■ **TASKS TO CARRY OUT**:
1. Rewrite the stretch of the Ron Segal article from "Writer Ron Segal has" through "gone into production.", with "powerful" in place of "moving".
2. According to the Ron Segal article, what instrument did Adam's wife play in the concentration camp?

Writer Ron Segal has found a moving narrative form for remembering the Holocaust. And based on it the animated film “Adam” has now gone into production.

09.04.2018
Ron Segal
Ron Segal © Pavel Bolo

Adam Schumacher wants to recall the past once more. At 90, the successful writer and Holocaust survivor wants to tell the story of his life and love to his deceased wife, who played the harp in the concentration camp. But Adam has dementia, and his memory is patchy. Telling his story, he frantically fills the ever larger gaps in his mind with foreign and invented memories. 

“A Holocaust survivor who suffers from Alzheimer’s – can we believe him? Are we allowed to? Do we have to? How does that work? This memory is sacred. But what do we do when sickness leads to it being forgotten?” Adam is a fictional character created by writer Ron Segal. His 2014 debut novel “Jeder Tag wie heute” (Every day like today) poses many questions, which also provide fascinating film material. Indeed, Segal has now written the script for the animated film “Adam” with film funding from the German Federal Government Commissioner for Culture and the Media.
 

We must reinvent this story to retain the memory.
Ron Segal, author of “Jeder Tag wie heute”

How can we retain memory?

The story is written from the perspective of the grandchildren of those who were persecuted during and survived the Holocaust. In literary terms, Ron Segal addresses the difficulties of the third generation, which has no own memory of the great catastrophe, but still has to find a way to deal with it. “I always had the feeling that everything I should know about the topic had already been thought or said before me and I should just learn it off by heart,” says Segal. Yet he sought his own story. “The story of the sick man trying to tell people his patchy memories is also what we in the third generation are trying to do, namely reinvent this story to retain the memory.”

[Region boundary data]
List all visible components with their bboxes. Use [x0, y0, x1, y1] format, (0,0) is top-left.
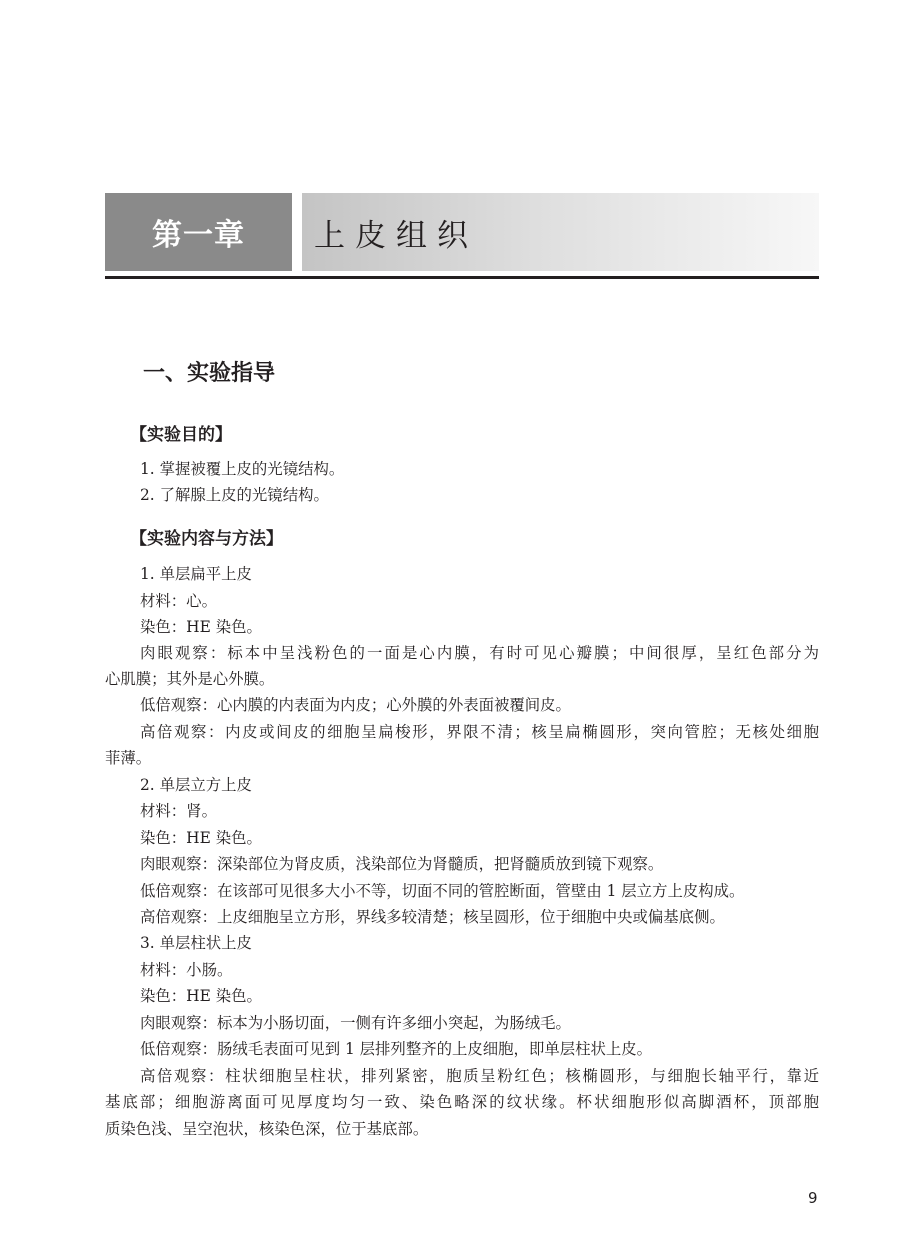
paragraph-line: 高倍观察：上皮细胞呈立方形，界线多较清楚；核呈圆形，位于细胞中央或偏基底侧。 — [140, 908, 725, 926]
paragraph-line: 材料：肾。 — [140, 802, 217, 820]
purpose-item: 1. 掌握被覆上皮的光镜结构。 — [140, 460, 345, 478]
paragraph-line: 肉眼观察：标本为小肠切面，一侧有许多细小突起，为肠绒毛。 — [140, 1014, 571, 1032]
purpose-heading-text: 实验目的 — [147, 425, 215, 445]
subsection-title: 1. 单层扁平上皮 — [140, 565, 252, 583]
page-number: 9 — [808, 1189, 818, 1207]
paragraph-line: 高倍观察：柱状细胞呈柱状，排列紧密，胞质呈粉红色；核椭圆形，与细胞长轴平行，靠近 — [140, 1067, 819, 1085]
paragraph-line: 材料：小肠。 — [140, 961, 233, 979]
paragraph-line: 菲薄。 — [105, 749, 152, 767]
content-heading-text: 实验内容与方法 — [147, 529, 266, 549]
paragraph-line: 低倍观察：在该部可见很多大小不等，切面不同的管腔断面，管壁由 1 层立方上皮构成。 — [140, 882, 745, 900]
purpose-item: 2. 了解腺上皮的光镜结构。 — [140, 486, 329, 504]
paragraph-line: 肉眼观察：深染部位为肾皮质，浅染部位为肾髓质，把肾髓质放到镜下观察。 — [140, 855, 664, 873]
paragraph-line: 质染色浅、呈空泡状，核染色深，位于基底部。 — [105, 1120, 429, 1138]
subsection-title: 2. 单层立方上皮 — [140, 776, 252, 794]
paragraph-line: 染色：HE 染色。 — [140, 987, 262, 1005]
paragraph-line: 染色：HE 染色。 — [140, 829, 262, 847]
content-heading: 【实验内容与方法】 — [130, 529, 283, 549]
chapter-title-box — [302, 193, 819, 271]
chapter-divider — [105, 276, 819, 279]
paragraph-line: 材料：心。 — [140, 592, 217, 610]
paragraph-line: 低倍观察：心内膜的内表面为内皮；心外膜的外表面被覆间皮。 — [140, 696, 571, 714]
purpose-heading: 【实验目的】 — [130, 425, 232, 445]
paragraph-line: 染色：HE 染色。 — [140, 618, 262, 636]
subsection-title: 3. 单层柱状上皮 — [140, 934, 252, 952]
paragraph-line: 基底部；细胞游离面可见厚度均匀一致、染色略深的纹状缘。杯状细胞形似高脚酒杯，顶部胞 — [105, 1093, 819, 1111]
chapter-title: 上皮组织 — [314, 217, 478, 254]
chapter-label-box — [105, 193, 292, 271]
paragraph-line: 心肌膜；其外是心外膜。 — [105, 670, 275, 688]
paragraph-line: 肉眼观察：标本中呈浅粉色的一面是心内膜，有时可见心瓣膜；中间很厚，呈红色部分为 — [140, 644, 819, 662]
chapter-label: 第一章 — [152, 218, 245, 253]
section-heading: 一、实验指导 — [143, 361, 276, 386]
paragraph-line: 高倍观察：内皮或间皮的细胞呈扁梭形，界限不清；核呈扁椭圆形，突向管腔；无核处细胞 — [140, 723, 819, 741]
paragraph-line: 低倍观察：肠绒毛表面可见到 1 层排列整齐的上皮细胞，即单层柱状上皮。 — [140, 1040, 653, 1058]
chapter-banner — [105, 193, 819, 271]
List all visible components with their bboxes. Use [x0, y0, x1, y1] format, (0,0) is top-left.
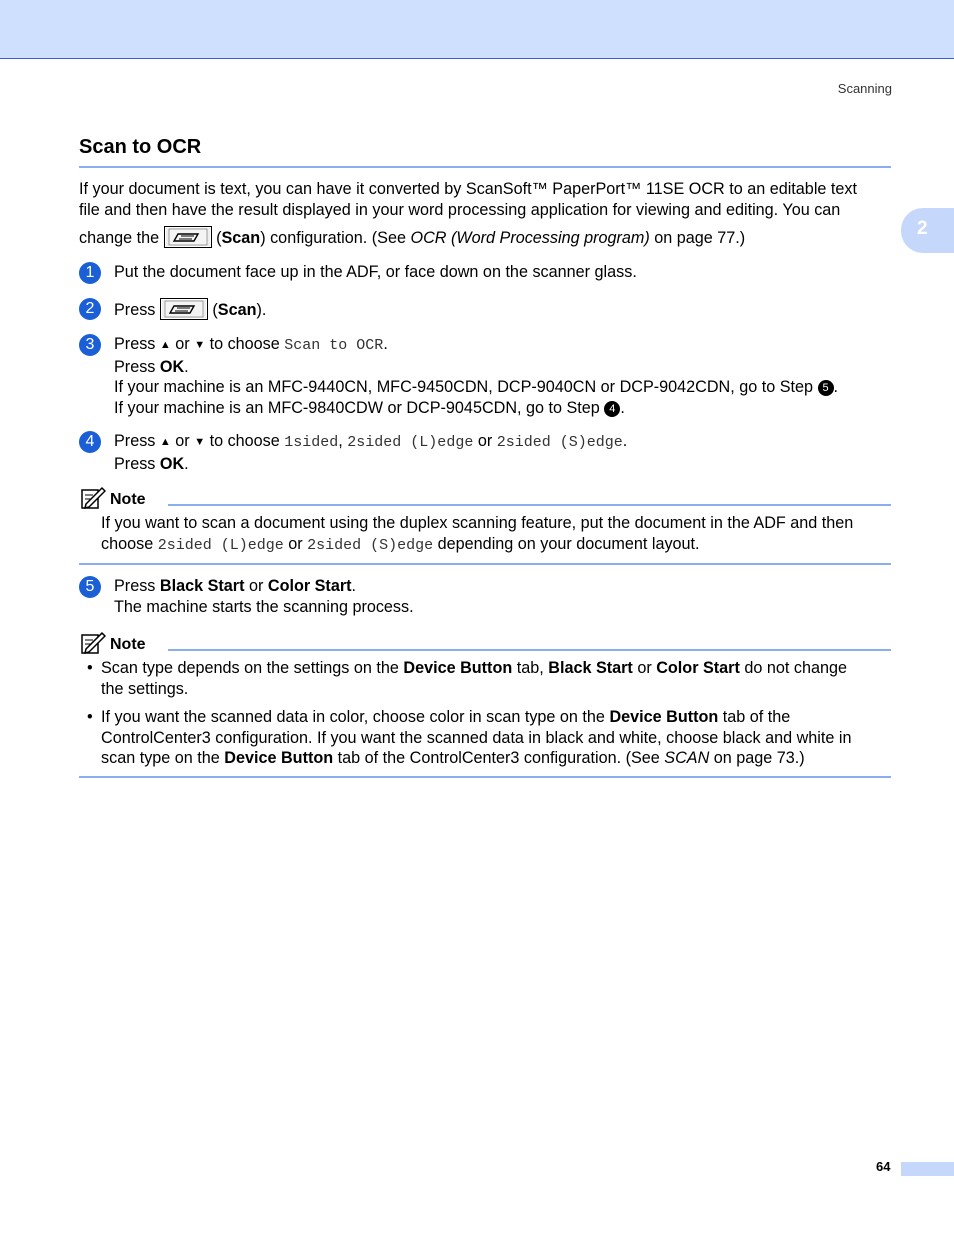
note-2-rule: [168, 649, 891, 651]
note-1-rule: [168, 504, 891, 506]
note-1-body: If you want to scan a document using the duplex scanning feature, put the document in the ADF and then choose 2sided (L)edge or 2sided (S)edge depending on your document layout.: [101, 514, 854, 554]
scan-label: Scan: [217, 301, 257, 319]
menu-option: 2sided (S)edge: [307, 536, 434, 554]
note-2-bullet-2: • If you want the scanned data in color, choose color in scan type on the Device Button tab of the ControlCenter3 configuration. If you want the scanned data in black and white, choose black and white in scan type on the Device Button tab of the ControlCenter3 configuration. (See SCAN on page 73.): [87, 708, 852, 767]
step-number: 4: [79, 431, 101, 453]
ok-key-label: OK: [159, 454, 185, 473]
note-label: Note: [110, 636, 146, 653]
step-ref-badge[interactable]: 5: [818, 380, 834, 396]
note-2-bullet-1: • Scan type depends on the settings on the Device Button tab, Black Start or Color Start do not change the settings.: [87, 659, 848, 698]
page-number-bar: [901, 1162, 954, 1176]
scan-label: Scan: [221, 229, 261, 247]
down-arrow-icon: ▼: [194, 436, 206, 448]
chapter-tab-number: 2: [917, 218, 928, 239]
scan-key-icon: [160, 298, 208, 320]
note-pencil-icon: [80, 486, 106, 510]
menu-option: 2sided (S)edge: [496, 434, 623, 451]
step-2: 2 Press (Scan).: [79, 298, 894, 321]
menu-option: 2sided (L)edge: [347, 434, 474, 451]
note-2-end-rule: [79, 776, 891, 778]
note-1-end-rule: [79, 563, 891, 565]
up-arrow-icon: ▲: [159, 339, 171, 351]
page-number: 64: [876, 1159, 891, 1174]
step-number: 2: [79, 298, 101, 320]
step-3: 3 Press ▲ or ▼ to choose Scan to OCR. Press OK. If your machine is an MFC-9440CN, MFC-9450CDN, DCP-9040CN or DCP-9042CDN, go to Step 5 . If your machine is an MFC-9840CDW or DCP-9045CDN, go to Step 4 .: [79, 334, 894, 418]
step-1: [79, 262, 894, 283]
step-ref-badge[interactable]: 4: [604, 401, 620, 417]
note-label: Note: [110, 491, 146, 508]
page-title: Scan to OCR: [79, 136, 202, 158]
step-1-text: Put the document face up in the ADF, or face down on the scanner glass.: [114, 263, 637, 281]
step-number: 5: [79, 576, 101, 598]
scan-reference-link[interactable]: SCAN: [664, 749, 710, 767]
note-2-header: [80, 631, 146, 655]
note-1-header: [80, 486, 146, 510]
step-5: 5 Press Black Start or Color Start. The machine starts the scanning process.: [79, 576, 894, 617]
menu-option: Scan to OCR: [284, 337, 384, 354]
bullet-dot: •: [87, 659, 93, 677]
step-4: 4 Press ▲ or ▼ to choose 1sided, 2sided (L)edge or 2sided (S)edge. Press OK.: [79, 431, 894, 474]
step-number: 3: [79, 334, 101, 356]
color-start-label: Color Start: [267, 577, 352, 595]
ok-key-label: OK: [159, 357, 185, 376]
chapter-tab: [901, 208, 954, 253]
intro-line-2: file and then have the result displayed in your word processing application for viewing and editing. You can: [79, 200, 841, 219]
black-start-label: Black Start: [159, 577, 245, 595]
menu-option: 1sided: [284, 434, 339, 451]
menu-option: 2sided (L)edge: [157, 536, 284, 554]
intro-line-1: If your document is text, you can have it converted by ScanSoft™ PaperPort™ 11SE OCR to an editable text: [79, 180, 858, 198]
scan-key-icon: [164, 226, 212, 248]
down-arrow-icon: ▼: [194, 339, 206, 351]
bullet-dot: •: [87, 708, 93, 726]
up-arrow-icon: ▲: [159, 436, 171, 448]
step-number: 1: [79, 262, 101, 284]
top-header-band: [0, 0, 954, 59]
title-divider: [79, 166, 891, 168]
section-label: Scanning: [837, 81, 892, 96]
note-pencil-icon: [80, 631, 106, 655]
ocr-reference-link[interactable]: OCR (Word Processing program): [410, 229, 650, 247]
intro-line-3: change the (Scan) configuration. (See OCR (Word Processing program) on page 77.): [79, 226, 894, 249]
intro-paragraph: [79, 179, 894, 249]
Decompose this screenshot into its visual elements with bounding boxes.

■ **EXERCISE RESPONSES**:
1.
Writer Ron Segal has found a powerful narrative form for remembering the Holocaust. And based on it the animated film “Adam” has now gone into production.

2. The harp.